(Stored entries)

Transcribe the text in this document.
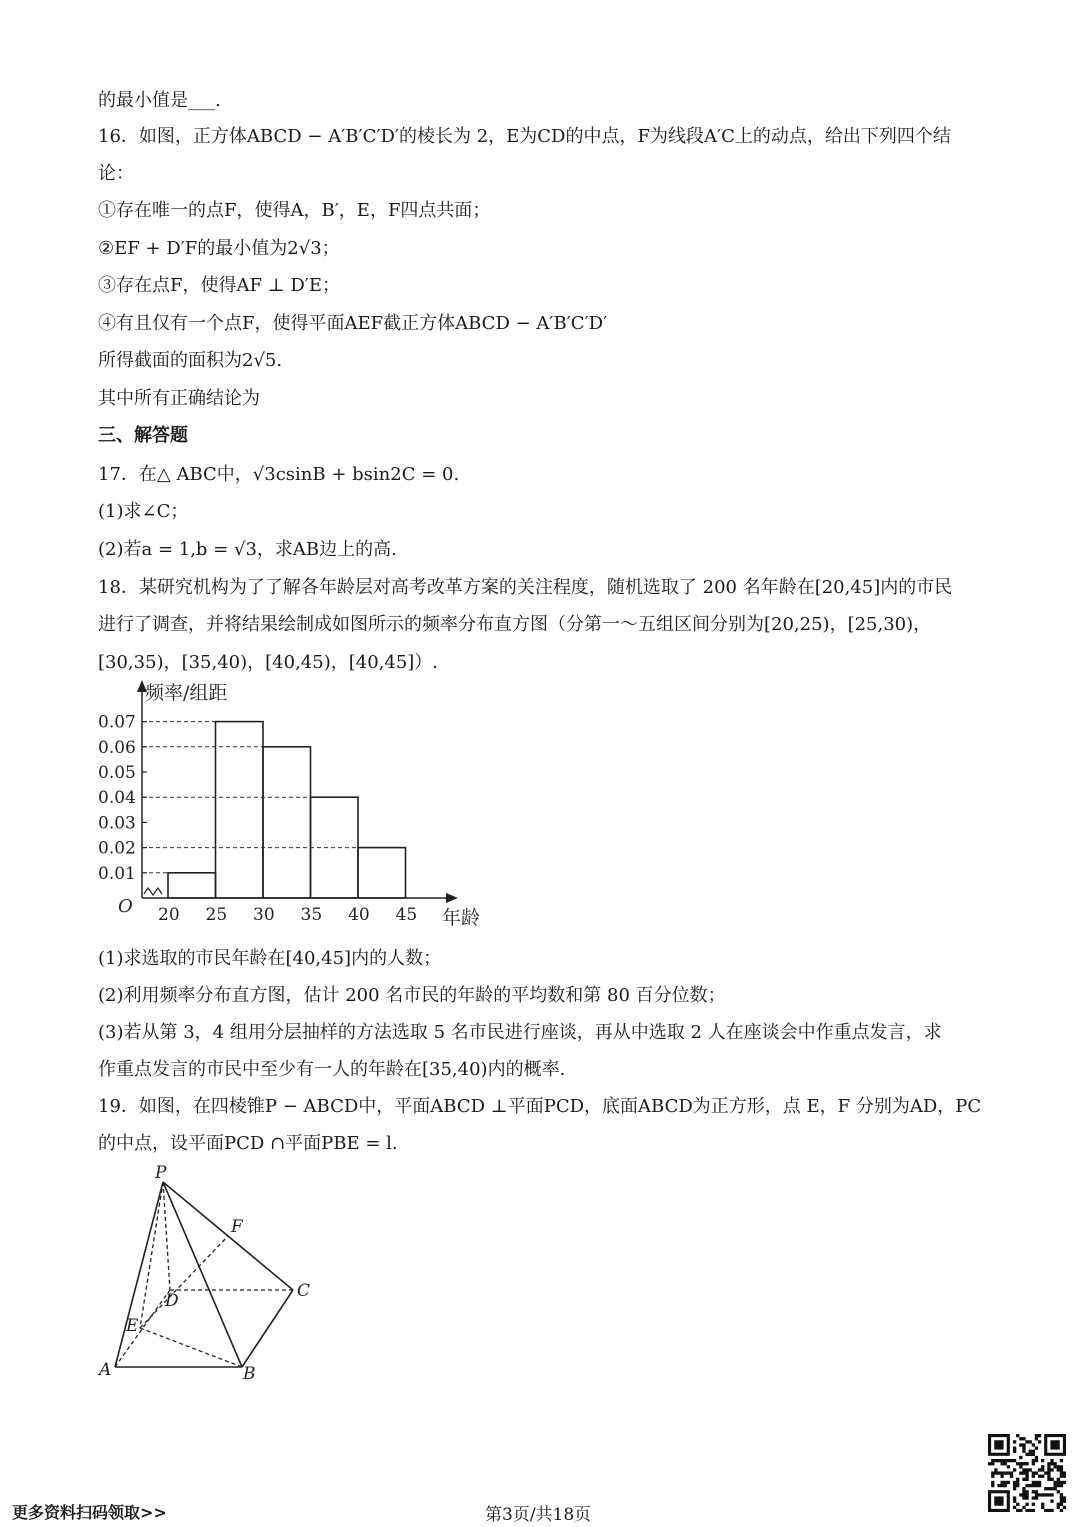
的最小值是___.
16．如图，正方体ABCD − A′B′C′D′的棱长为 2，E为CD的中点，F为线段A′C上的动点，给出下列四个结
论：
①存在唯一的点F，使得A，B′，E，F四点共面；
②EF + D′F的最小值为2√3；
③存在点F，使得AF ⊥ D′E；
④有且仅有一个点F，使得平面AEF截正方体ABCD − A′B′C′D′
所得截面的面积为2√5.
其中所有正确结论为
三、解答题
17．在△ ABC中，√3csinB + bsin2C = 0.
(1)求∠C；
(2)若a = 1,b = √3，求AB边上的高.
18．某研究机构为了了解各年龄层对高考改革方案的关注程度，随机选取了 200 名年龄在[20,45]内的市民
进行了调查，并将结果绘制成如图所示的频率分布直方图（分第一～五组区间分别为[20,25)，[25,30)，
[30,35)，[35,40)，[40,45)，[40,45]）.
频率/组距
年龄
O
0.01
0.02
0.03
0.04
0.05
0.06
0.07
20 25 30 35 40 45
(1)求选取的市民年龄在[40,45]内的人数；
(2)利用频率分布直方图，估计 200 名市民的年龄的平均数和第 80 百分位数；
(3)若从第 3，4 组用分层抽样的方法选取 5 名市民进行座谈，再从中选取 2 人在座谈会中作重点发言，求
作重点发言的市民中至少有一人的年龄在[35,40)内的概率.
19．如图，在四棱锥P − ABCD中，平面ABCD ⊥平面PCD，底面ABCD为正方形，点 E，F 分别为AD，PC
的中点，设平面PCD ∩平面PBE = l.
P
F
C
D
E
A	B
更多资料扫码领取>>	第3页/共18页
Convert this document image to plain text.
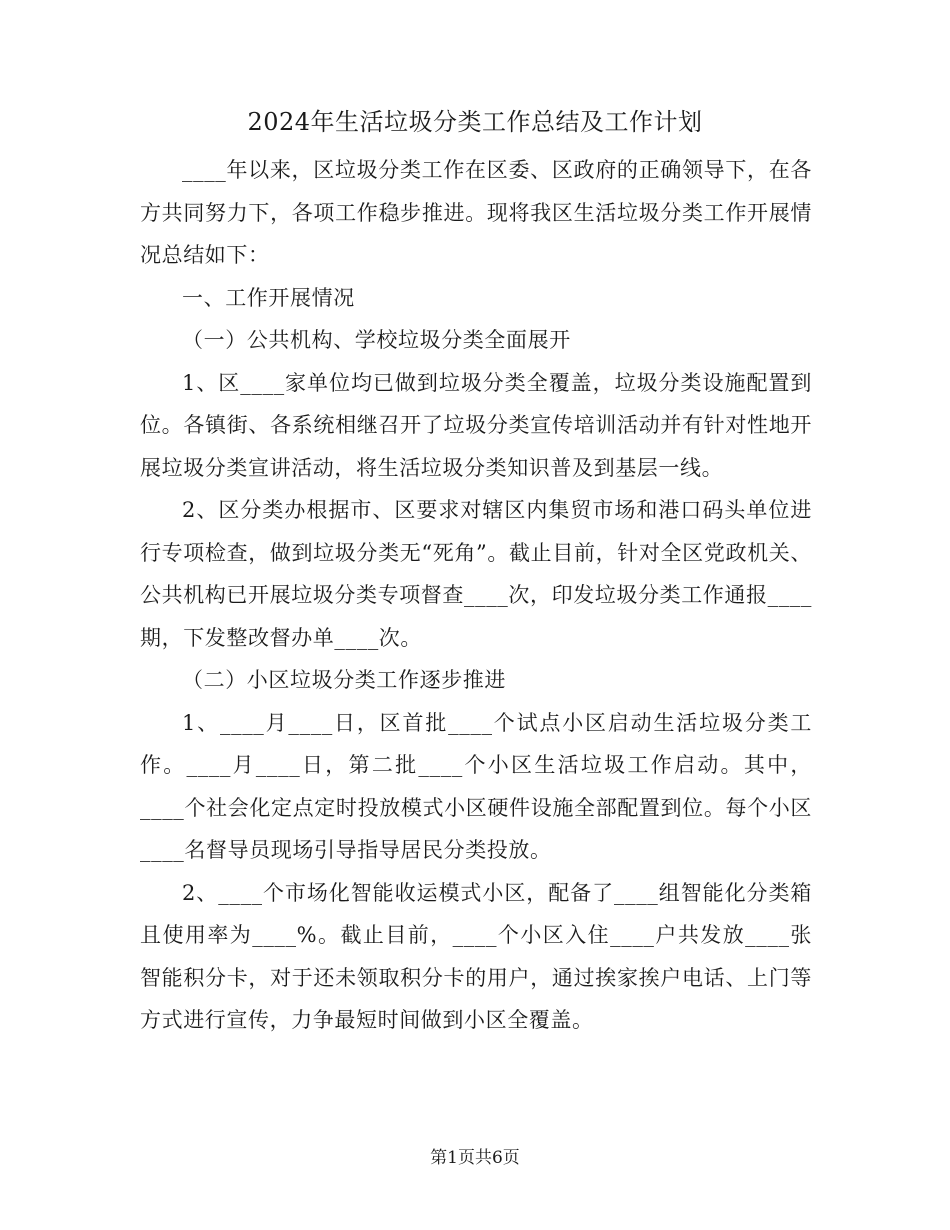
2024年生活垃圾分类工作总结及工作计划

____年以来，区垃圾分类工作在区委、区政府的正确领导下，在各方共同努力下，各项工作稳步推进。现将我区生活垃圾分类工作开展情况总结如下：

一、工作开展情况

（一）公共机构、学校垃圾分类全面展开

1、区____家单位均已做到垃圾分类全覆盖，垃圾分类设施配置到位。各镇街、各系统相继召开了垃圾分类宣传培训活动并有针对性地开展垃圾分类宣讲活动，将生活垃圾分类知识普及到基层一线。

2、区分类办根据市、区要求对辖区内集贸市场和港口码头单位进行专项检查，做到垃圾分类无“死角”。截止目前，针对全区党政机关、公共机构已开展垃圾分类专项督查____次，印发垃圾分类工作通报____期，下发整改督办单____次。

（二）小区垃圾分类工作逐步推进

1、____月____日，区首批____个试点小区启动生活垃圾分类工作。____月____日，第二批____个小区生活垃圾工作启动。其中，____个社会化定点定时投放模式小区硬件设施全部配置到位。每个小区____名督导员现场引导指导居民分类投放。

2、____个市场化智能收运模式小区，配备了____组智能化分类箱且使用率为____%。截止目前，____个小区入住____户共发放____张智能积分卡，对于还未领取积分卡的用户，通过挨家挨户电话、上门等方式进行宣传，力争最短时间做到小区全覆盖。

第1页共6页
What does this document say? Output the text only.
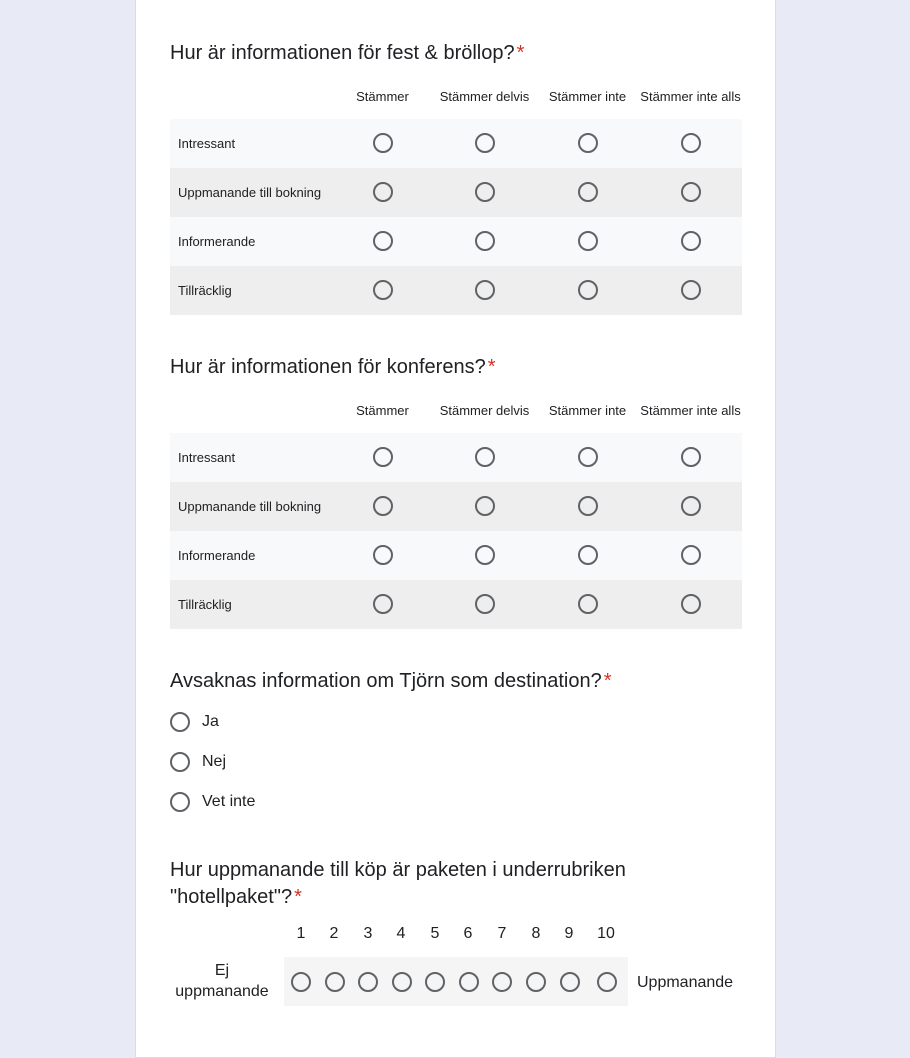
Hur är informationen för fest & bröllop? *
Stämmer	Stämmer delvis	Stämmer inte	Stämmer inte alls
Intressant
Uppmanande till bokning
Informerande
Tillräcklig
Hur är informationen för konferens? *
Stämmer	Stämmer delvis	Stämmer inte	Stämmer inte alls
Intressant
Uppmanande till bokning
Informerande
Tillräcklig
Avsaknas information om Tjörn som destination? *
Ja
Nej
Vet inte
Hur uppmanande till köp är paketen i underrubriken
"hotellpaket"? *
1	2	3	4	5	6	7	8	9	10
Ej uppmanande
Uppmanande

▸ PROBLEM
Pictures are excluded; repeat every record exactly.

▸ THE REPLY
Transcribe the text in this document.
的最小值是___.
16．如图，正方体ABCD − A′B′C′D′的棱长为 2，E为CD的中点，F为线段A′C上的动点，给出下列四个结
论：
①存在唯一的点F，使得A，B′，E，F四点共面；
②EF + D′F的最小值为2√3；
③存在点F，使得AF ⊥ D′E；
④有且仅有一个点F，使得平面AEF截正方体ABCD − A′B′C′D′
所得截面的面积为2√5.
其中所有正确结论为
三、解答题
17．在△ ABC中，√3csinB + bsin2C = 0.
(1)求∠C；
(2)若a = 1,b = √3，求AB边上的高.
18．某研究机构为了了解各年龄层对高考改革方案的关注程度，随机选取了 200 名年龄在[20,45]内的市民
进行了调查，并将结果绘制成如图所示的频率分布直方图（分第一～五组区间分别为[20,25)，[25,30)，
[30,35)，[35,40)，[40,45)，[40,45]）.
频率/组距
年龄
O
0.01
0.02
0.03
0.04
0.05
0.06
0.07
20 25 30 35 40 45
(1)求选取的市民年龄在[40,45]内的人数；
(2)利用频率分布直方图，估计 200 名市民的年龄的平均数和第 80 百分位数；
(3)若从第 3，4 组用分层抽样的方法选取 5 名市民进行座谈，再从中选取 2 人在座谈会中作重点发言，求
作重点发言的市民中至少有一人的年龄在[35,40)内的概率.
19．如图，在四棱锥P − ABCD中，平面ABCD ⊥平面PCD，底面ABCD为正方形，点 E，F 分别为AD，PC
的中点，设平面PCD ∩平面PBE = l.
P
F
C
D
E
A	B
更多资料扫码领取>>	第3页/共18页
Convert this document image to plain text.
2024年生活垃圾分类工作总结及工作计划

____年以来，区垃圾分类工作在区委、区政府的正确领导下，在各方共同努力下，各项工作稳步推进。现将我区生活垃圾分类工作开展情况总结如下：

一、工作开展情况

（一）公共机构、学校垃圾分类全面展开

1、区____家单位均已做到垃圾分类全覆盖，垃圾分类设施配置到位。各镇街、各系统相继召开了垃圾分类宣传培训活动并有针对性地开展垃圾分类宣讲活动，将生活垃圾分类知识普及到基层一线。

2、区分类办根据市、区要求对辖区内集贸市场和港口码头单位进行专项检查，做到垃圾分类无“死角”。截止目前，针对全区党政机关、公共机构已开展垃圾分类专项督查____次，印发垃圾分类工作通报____期，下发整改督办单____次。

（二）小区垃圾分类工作逐步推进

1、____月____日，区首批____个试点小区启动生活垃圾分类工作。____月____日，第二批____个小区生活垃圾工作启动。其中，____个社会化定点定时投放模式小区硬件设施全部配置到位。每个小区____名督导员现场引导指导居民分类投放。

2、____个市场化智能收运模式小区，配备了____组智能化分类箱且使用率为____%。截止目前，____个小区入住____户共发放____张智能积分卡，对于还未领取积分卡的用户，通过挨家挨户电话、上门等方式进行宣传，力争最短时间做到小区全覆盖。

第1页共6页
What does this document say? Output the text only.
Hur är informationen för fest & bröllop? *
Stämmer	Stämmer delvis	Stämmer inte	Stämmer inte alls
Intressant
Uppmanande till bokning
Informerande
Tillräcklig
Hur är informationen för konferens? *
Stämmer	Stämmer delvis	Stämmer inte	Stämmer inte alls
Intressant
Uppmanande till bokning
Informerande
Tillräcklig
Avsaknas information om Tjörn som destination? *
Ja
Nej
Vet inte
Hur uppmanande till köp är paketen i underrubriken
"hotellpaket"? *
1	2	3	4	5	6	7	8	9	10
Ej uppmanande
Uppmanande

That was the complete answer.